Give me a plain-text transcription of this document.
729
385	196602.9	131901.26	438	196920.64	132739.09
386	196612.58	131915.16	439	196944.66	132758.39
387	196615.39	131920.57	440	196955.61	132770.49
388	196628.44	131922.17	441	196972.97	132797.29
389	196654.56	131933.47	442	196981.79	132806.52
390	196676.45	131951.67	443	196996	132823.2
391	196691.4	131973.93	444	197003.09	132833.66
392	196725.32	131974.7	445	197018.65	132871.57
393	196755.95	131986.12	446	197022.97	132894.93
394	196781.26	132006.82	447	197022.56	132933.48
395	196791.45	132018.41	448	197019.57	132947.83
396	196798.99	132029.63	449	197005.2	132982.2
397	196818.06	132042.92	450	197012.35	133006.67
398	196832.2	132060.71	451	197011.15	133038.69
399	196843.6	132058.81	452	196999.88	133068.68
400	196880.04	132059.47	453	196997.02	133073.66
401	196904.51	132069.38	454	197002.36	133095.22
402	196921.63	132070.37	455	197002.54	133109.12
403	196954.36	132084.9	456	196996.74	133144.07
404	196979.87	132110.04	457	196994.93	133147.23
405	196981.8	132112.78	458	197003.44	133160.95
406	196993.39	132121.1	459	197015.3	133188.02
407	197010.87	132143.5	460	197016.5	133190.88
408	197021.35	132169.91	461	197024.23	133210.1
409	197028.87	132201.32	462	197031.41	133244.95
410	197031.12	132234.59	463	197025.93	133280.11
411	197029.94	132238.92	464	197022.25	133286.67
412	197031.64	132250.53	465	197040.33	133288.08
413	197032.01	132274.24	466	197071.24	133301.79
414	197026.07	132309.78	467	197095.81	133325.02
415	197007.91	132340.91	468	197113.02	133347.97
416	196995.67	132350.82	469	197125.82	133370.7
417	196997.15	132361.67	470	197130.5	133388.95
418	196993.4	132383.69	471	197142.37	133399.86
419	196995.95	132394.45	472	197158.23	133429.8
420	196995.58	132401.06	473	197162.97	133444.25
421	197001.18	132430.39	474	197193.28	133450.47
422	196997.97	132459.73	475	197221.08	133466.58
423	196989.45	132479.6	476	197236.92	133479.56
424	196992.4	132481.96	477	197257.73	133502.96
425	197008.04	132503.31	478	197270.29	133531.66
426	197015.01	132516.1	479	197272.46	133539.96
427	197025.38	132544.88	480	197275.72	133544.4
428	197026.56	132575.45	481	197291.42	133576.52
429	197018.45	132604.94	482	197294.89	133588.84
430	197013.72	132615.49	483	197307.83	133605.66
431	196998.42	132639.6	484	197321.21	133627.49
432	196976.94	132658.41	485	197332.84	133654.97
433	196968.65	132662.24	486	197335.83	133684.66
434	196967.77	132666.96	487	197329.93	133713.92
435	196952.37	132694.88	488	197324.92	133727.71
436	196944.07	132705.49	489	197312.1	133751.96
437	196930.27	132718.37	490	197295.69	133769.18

Task instructions:
The entries above should be repeated exactly, every one of them.

Task solution:
Give me a plain-text transcription of this document.
729
385	196602.9	131901.26	438	196920.64	132739.09
386	196612.58	131915.16	439	196944.66	132758.39
387	196615.39	131920.57	440	196955.61	132770.49
388	196628.44	131922.17	441	196972.97	132797.29
389	196654.56	131933.47	442	196981.79	132806.52
390	196676.45	131951.67	443	196996	132823.2
391	196691.4	131973.93	444	197003.09	132833.66
392	196725.32	131974.7	445	197018.65	132871.57
393	196755.95	131986.12	446	197022.97	132894.93
394	196781.26	132006.82	447	197022.56	132933.48
395	196791.45	132018.41	448	197019.57	132947.83
396	196798.99	132029.63	449	197005.2	132982.2
397	196818.06	132042.92	450	197012.35	133006.67
398	196832.2	132060.71	451	197011.15	133038.69
399	196843.6	132058.81	452	196999.88	133068.68
400	196880.04	132059.47	453	196997.02	133073.66
401	196904.51	132069.38	454	197002.36	133095.22
402	196921.63	132070.37	455	197002.54	133109.12
403	196954.36	132084.9	456	196996.74	133144.07
404	196979.87	132110.04	457	196994.93	133147.23
405	196981.8	132112.78	458	197003.44	133160.95
406	196993.39	132121.1	459	197015.3	133188.02
407	197010.87	132143.5	460	197016.5	133190.88
408	197021.35	132169.91	461	197024.23	133210.1
409	197028.87	132201.32	462	197031.41	133244.95
410	197031.12	132234.59	463	197025.93	133280.11
411	197029.94	132238.92	464	197022.25	133286.67
412	197031.64	132250.53	465	197040.33	133288.08
413	197032.01	132274.24	466	197071.24	133301.79
414	197026.07	132309.78	467	197095.81	133325.02
415	197007.91	132340.91	468	197113.02	133347.97
416	196995.67	132350.82	469	197125.82	133370.7
417	196997.15	132361.67	470	197130.5	133388.95
418	196993.4	132383.69	471	197142.37	133399.86
419	196995.95	132394.45	472	197158.23	133429.8
420	196995.58	132401.06	473	197162.97	133444.25
421	197001.18	132430.39	474	197193.28	133450.47
422	196997.97	132459.73	475	197221.08	133466.58
423	196989.45	132479.6	476	197236.92	133479.56
424	196992.4	132481.96	477	197257.73	133502.96
425	197008.04	132503.31	478	197270.29	133531.66
426	197015.01	132516.1	479	197272.46	133539.96
427	197025.38	132544.88	480	197275.72	133544.4
428	197026.56	132575.45	481	197291.42	133576.52
429	197018.45	132604.94	482	197294.89	133588.84
430	197013.72	132615.49	483	197307.83	133605.66
431	196998.42	132639.6	484	197321.21	133627.49
432	196976.94	132658.41	485	197332.84	133654.97
433	196968.65	132662.24	486	197335.83	133684.66
434	196967.77	132666.96	487	197329.93	133713.92
435	196952.37	132694.88	488	197324.92	133727.71
436	196944.07	132705.49	489	197312.1	133751.96
437	196930.27	132718.37	490	197295.69	133769.18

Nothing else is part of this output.